What is asked
Check each line of the listing below for the string "Online", and copy the ones that have it.

====== Supplied records

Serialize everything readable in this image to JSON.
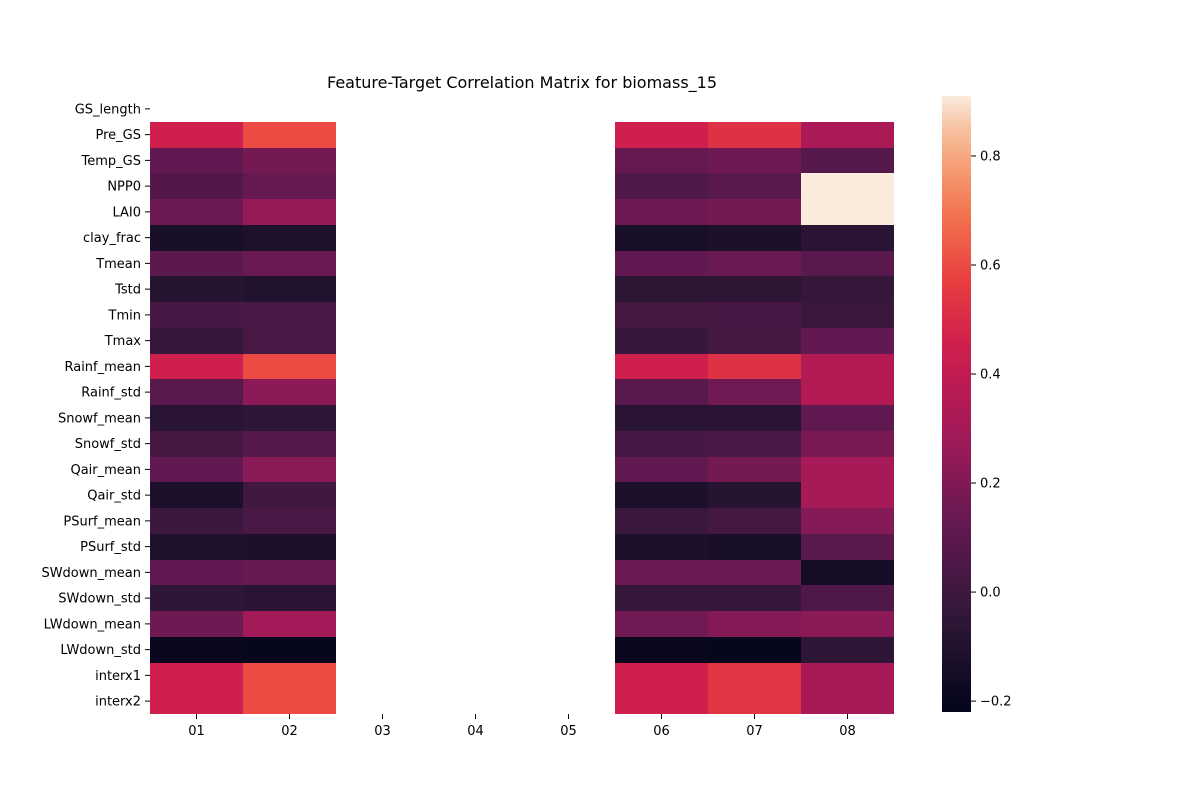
{
  "chart_data": {
    "type": "heatmap",
    "title": "Feature-Target Correlation Matrix for biomass_15",
    "xlabel": "",
    "ylabel": "",
    "x_categories": [
      "01",
      "02",
      "03",
      "04",
      "05",
      "06",
      "07",
      "08"
    ],
    "y_categories": [
      "GS_length",
      "Pre_GS",
      "Temp_GS",
      "NPP0",
      "LAI0",
      "clay_frac",
      "Tmean",
      "Tstd",
      "Tmin",
      "Tmax",
      "Rainf_mean",
      "Rainf_std",
      "Snowf_mean",
      "Snowf_std",
      "Qair_mean",
      "Qair_std",
      "PSurf_mean",
      "PSurf_std",
      "SWdown_mean",
      "SWdown_std",
      "LWdown_mean",
      "LWdown_std",
      "interx1",
      "interx2"
    ],
    "values": [
      [
        null,
        null,
        null,
        null,
        null,
        null,
        null,
        null
      ],
      [
        0.45,
        0.6,
        null,
        null,
        null,
        0.45,
        0.52,
        0.32
      ],
      [
        0.12,
        0.17,
        null,
        null,
        null,
        0.13,
        0.15,
        0.08
      ],
      [
        0.07,
        0.13,
        null,
        null,
        null,
        0.06,
        0.09,
        0.91
      ],
      [
        0.14,
        0.26,
        null,
        null,
        null,
        0.15,
        0.17,
        0.91
      ],
      [
        -0.13,
        -0.11,
        null,
        null,
        null,
        -0.13,
        -0.12,
        -0.07
      ],
      [
        0.1,
        0.14,
        null,
        null,
        null,
        0.12,
        0.14,
        0.09
      ],
      [
        -0.08,
        -0.1,
        null,
        null,
        null,
        -0.06,
        -0.06,
        -0.03
      ],
      [
        0.03,
        0.04,
        null,
        null,
        null,
        0.02,
        0.03,
        -0.01
      ],
      [
        -0.03,
        0.04,
        null,
        null,
        null,
        -0.02,
        0.02,
        0.12
      ],
      [
        0.45,
        0.6,
        null,
        null,
        null,
        0.45,
        0.52,
        0.35
      ],
      [
        0.09,
        0.23,
        null,
        null,
        null,
        0.09,
        0.16,
        0.35
      ],
      [
        -0.07,
        -0.05,
        null,
        null,
        null,
        -0.07,
        -0.07,
        0.11
      ],
      [
        0.02,
        0.08,
        null,
        null,
        null,
        0.03,
        0.04,
        0.18
      ],
      [
        0.12,
        0.22,
        null,
        null,
        null,
        0.12,
        0.17,
        0.3
      ],
      [
        -0.12,
        0.01,
        null,
        null,
        null,
        -0.12,
        -0.08,
        0.3
      ],
      [
        0.0,
        0.04,
        null,
        null,
        null,
        -0.01,
        0.02,
        0.21
      ],
      [
        -0.11,
        -0.12,
        null,
        null,
        null,
        -0.12,
        -0.13,
        0.09
      ],
      [
        0.11,
        0.13,
        null,
        null,
        null,
        0.14,
        0.14,
        -0.15
      ],
      [
        -0.05,
        -0.07,
        null,
        null,
        null,
        -0.03,
        -0.03,
        0.06
      ],
      [
        0.15,
        0.29,
        null,
        null,
        null,
        0.16,
        0.21,
        0.23
      ],
      [
        -0.2,
        -0.21,
        null,
        null,
        null,
        -0.2,
        -0.21,
        -0.05
      ],
      [
        0.45,
        0.6,
        null,
        null,
        null,
        0.45,
        0.54,
        0.31
      ],
      [
        0.45,
        0.6,
        null,
        null,
        null,
        0.45,
        0.54,
        0.31
      ]
    ],
    "colorbar": {
      "min": -0.22,
      "max": 0.91,
      "ticks": [
        -0.2,
        0.0,
        0.2,
        0.4,
        0.6,
        0.8
      ],
      "tick_labels": [
        "−0.2",
        "0.0",
        "0.2",
        "0.4",
        "0.6",
        "0.8"
      ],
      "colormap": "rocket"
    },
    "legend": "colorbar-right",
    "grid": false
  }
}
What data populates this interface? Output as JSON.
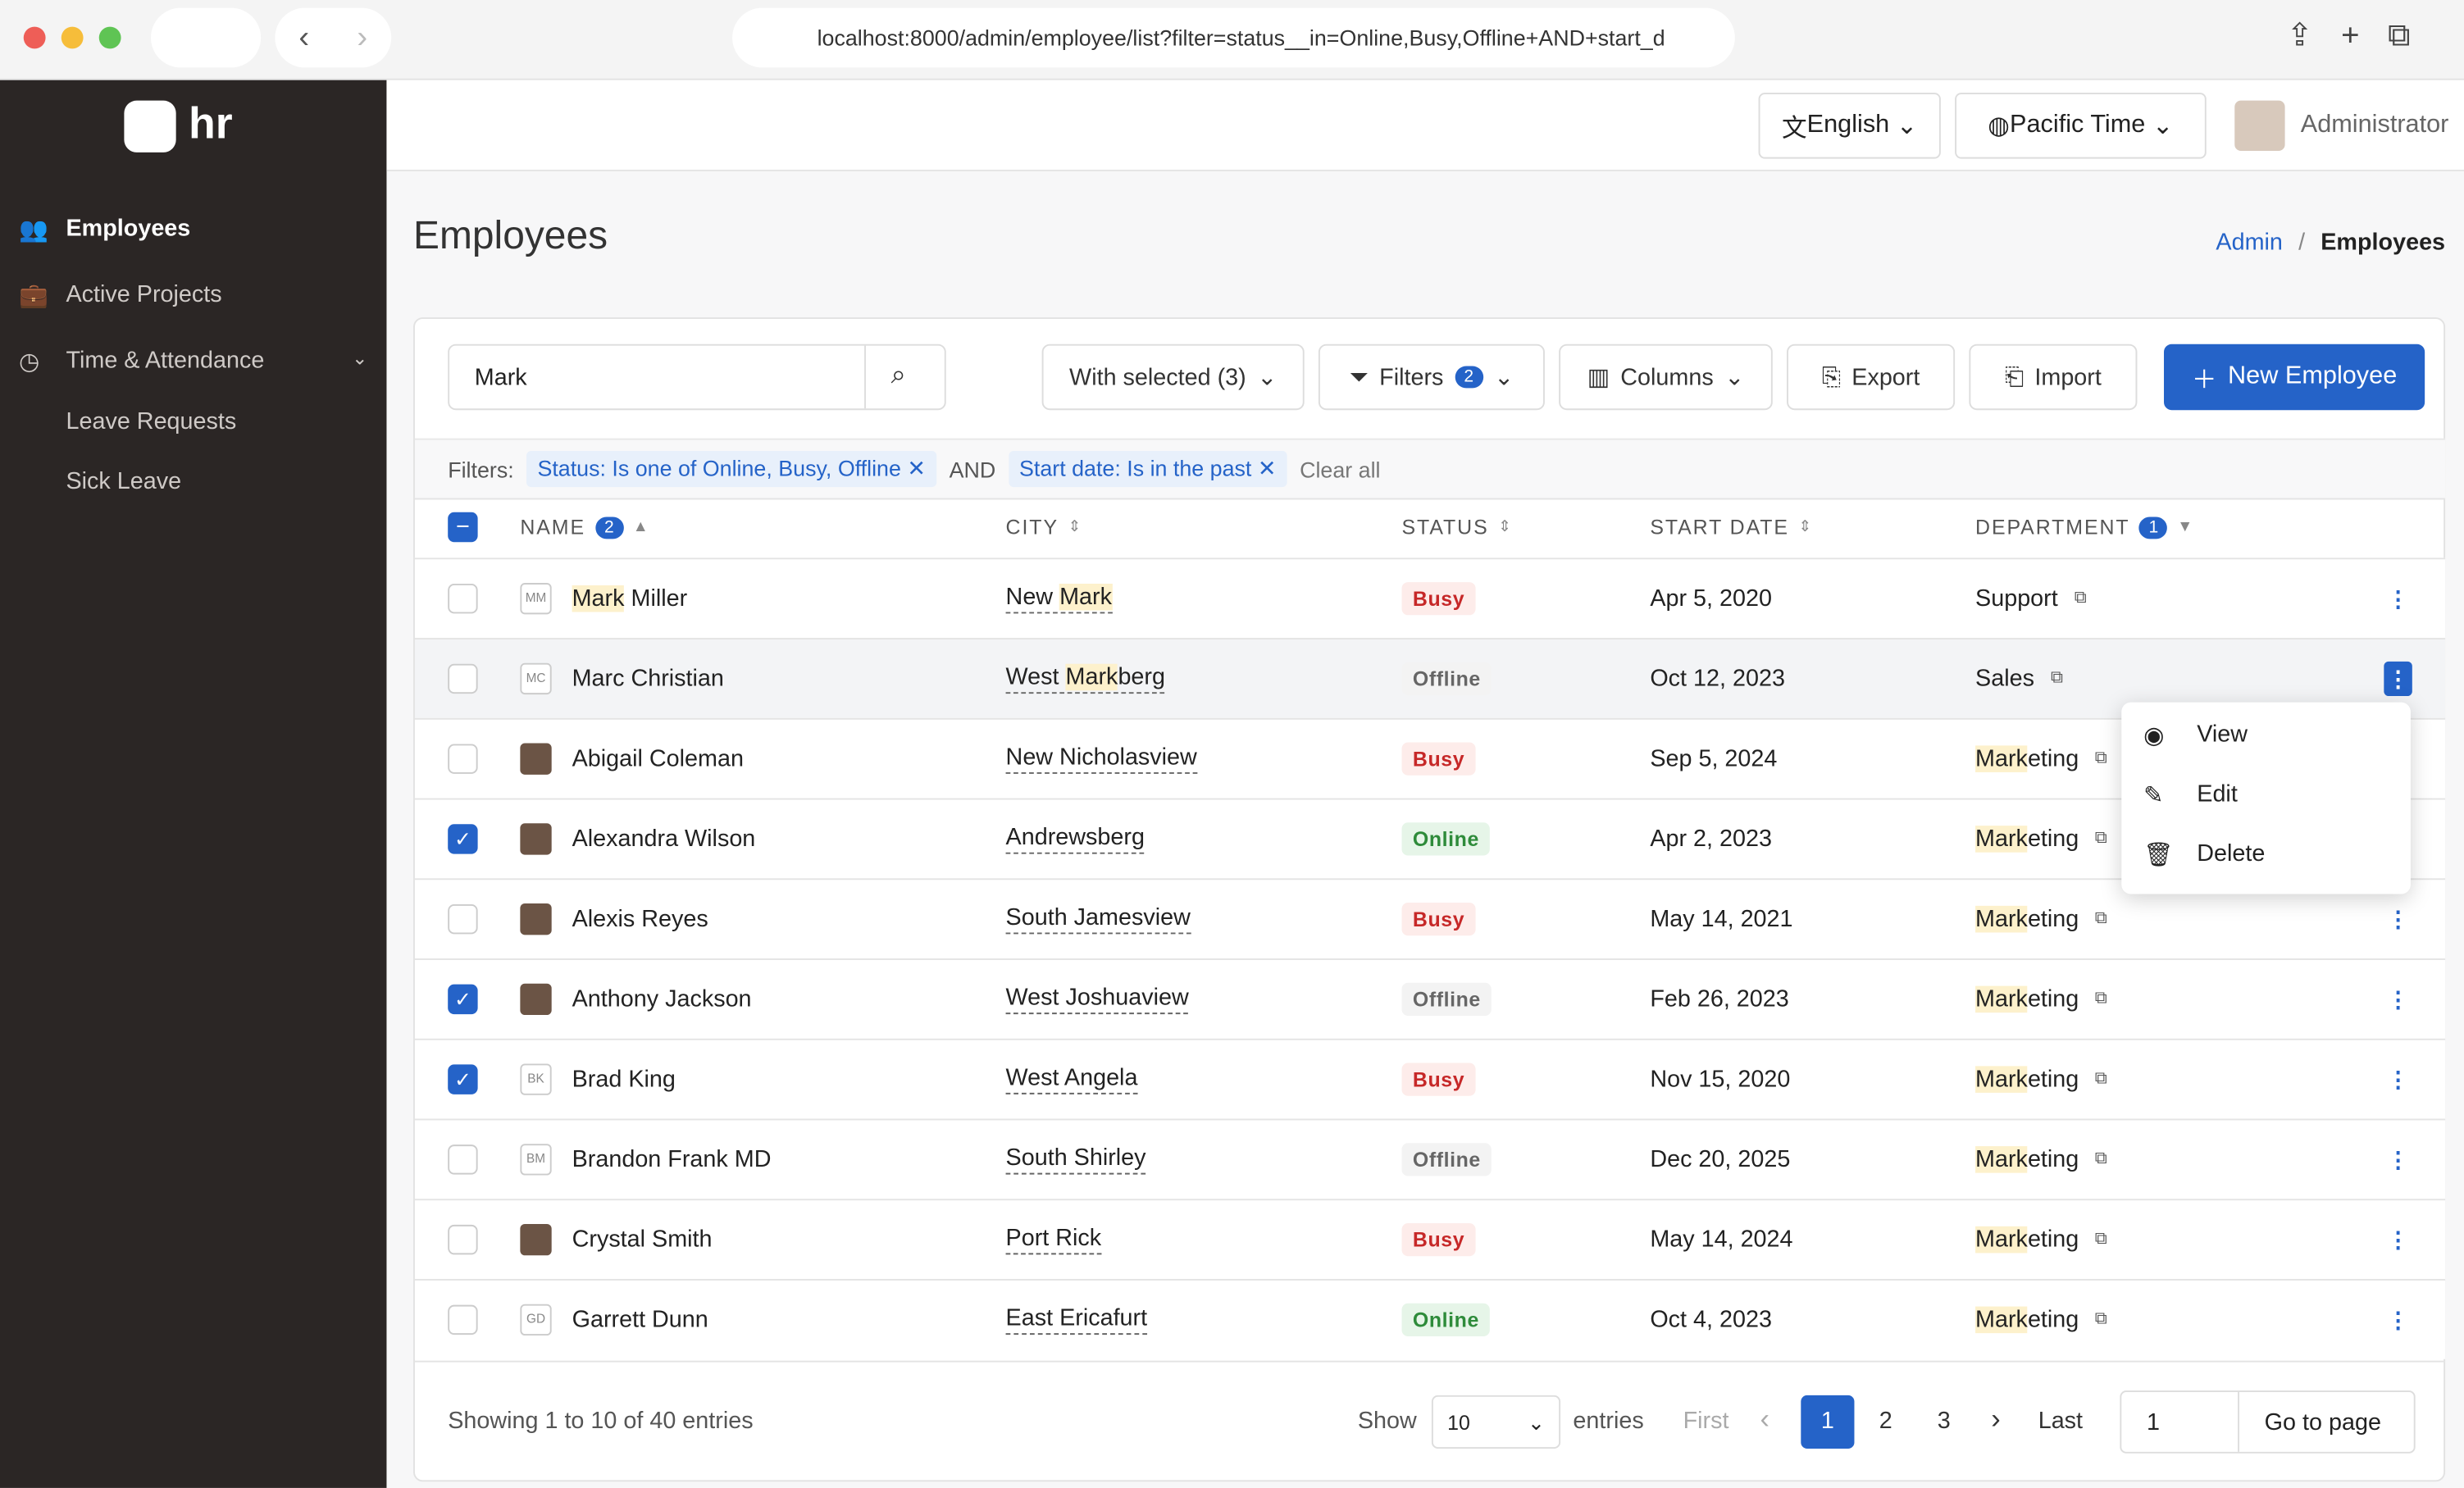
{
  "browser": {
    "url": "localhost:8000/admin/employee/list?filter=status__in=Online,Busy,Offline+AND+start_d"
  },
  "sidebar": {
    "brand": "hr",
    "nav": [
      {
        "label": "Employees",
        "active": true
      },
      {
        "label": "Active Projects"
      },
      {
        "label": "Time & Attendance"
      },
      {
        "label": "Leave Requests",
        "sub": true
      },
      {
        "label": "Sick Leave",
        "sub": true
      }
    ]
  },
  "topbar": {
    "language": "English",
    "timezone": "Pacific Time",
    "user": "Administrator"
  },
  "page": {
    "title": "Employees",
    "breadcrumb": [
      "Admin",
      "Employees"
    ]
  },
  "toolbar": {
    "search": "Mark",
    "with_selected": "With selected (3)",
    "filters": "Filters",
    "filters_count": "2",
    "columns": "Columns",
    "export": "Export",
    "import": "Import",
    "new": "New Employee"
  },
  "filters": {
    "label": "Filters:",
    "chips": [
      "Status: Is one of Online, Busy, Offline",
      "Start date: Is in the past"
    ],
    "joiner": "AND",
    "clear": "Clear all"
  },
  "table": {
    "headers": [
      {
        "label": "NAME",
        "badge": "2"
      },
      {
        "label": "CITY"
      },
      {
        "label": "STATUS"
      },
      {
        "label": "START DATE"
      },
      {
        "label": "DEPARTMENT",
        "badge": "1"
      }
    ],
    "menu_row": 1,
    "rows": [
      {
        "initials": "MM",
        "name": "Mark Miller",
        "city": "New Mark",
        "status": "Busy",
        "start": "Apr 5, 2020",
        "department": "Support",
        "checked": false
      },
      {
        "initials": "MC",
        "name": "Marc Christian",
        "city": "West Markberg",
        "status": "Offline",
        "start": "Oct 12, 2023",
        "department": "Sales",
        "checked": false
      },
      {
        "initials": null,
        "name": "Abigail Coleman",
        "city": "New Nicholasview",
        "status": "Busy",
        "start": "Sep 5, 2024",
        "department": "Marketing",
        "checked": false
      },
      {
        "initials": null,
        "name": "Alexandra Wilson",
        "city": "Andrewsberg",
        "status": "Online",
        "start": "Apr 2, 2023",
        "department": "Marketing",
        "checked": true
      },
      {
        "initials": null,
        "name": "Alexis Reyes",
        "city": "South Jamesview",
        "status": "Busy",
        "start": "May 14, 2021",
        "department": "Marketing",
        "checked": false
      },
      {
        "initials": null,
        "name": "Anthony Jackson",
        "city": "West Joshuaview",
        "status": "Offline",
        "start": "Feb 26, 2023",
        "department": "Marketing",
        "checked": true
      },
      {
        "initials": "BK",
        "name": "Brad King",
        "city": "West Angela",
        "status": "Busy",
        "start": "Nov 15, 2020",
        "department": "Marketing",
        "checked": true
      },
      {
        "initials": "BM",
        "name": "Brandon Frank MD",
        "city": "South Shirley",
        "status": "Offline",
        "start": "Dec 20, 2025",
        "department": "Marketing",
        "checked": false
      },
      {
        "initials": null,
        "name": "Crystal Smith",
        "city": "Port Rick",
        "status": "Busy",
        "start": "May 14, 2024",
        "department": "Marketing",
        "checked": false
      },
      {
        "initials": "GD",
        "name": "Garrett Dunn",
        "city": "East Ericafurt",
        "status": "Online",
        "start": "Oct 4, 2023",
        "department": "Marketing",
        "checked": false
      }
    ]
  },
  "menu": [
    "View",
    "Edit",
    "Delete"
  ],
  "footer": {
    "showing": "Showing 1 to 10 of 40 entries",
    "show": "Show",
    "page_size": "10",
    "entries": "entries",
    "first": "First",
    "pages": [
      "1",
      "2",
      "3"
    ],
    "current_page": 0,
    "last": "Last",
    "goto_value": "1",
    "goto": "Go to page"
  }
}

============

Task result
    "url": "localhost:8000/admin/employee/list?filter=status__in=Online,Busy,Offline+AND+start_d"
      "Status: Is one of Online, Busy, Offline",
        "status": "Online",
        "status": "Online",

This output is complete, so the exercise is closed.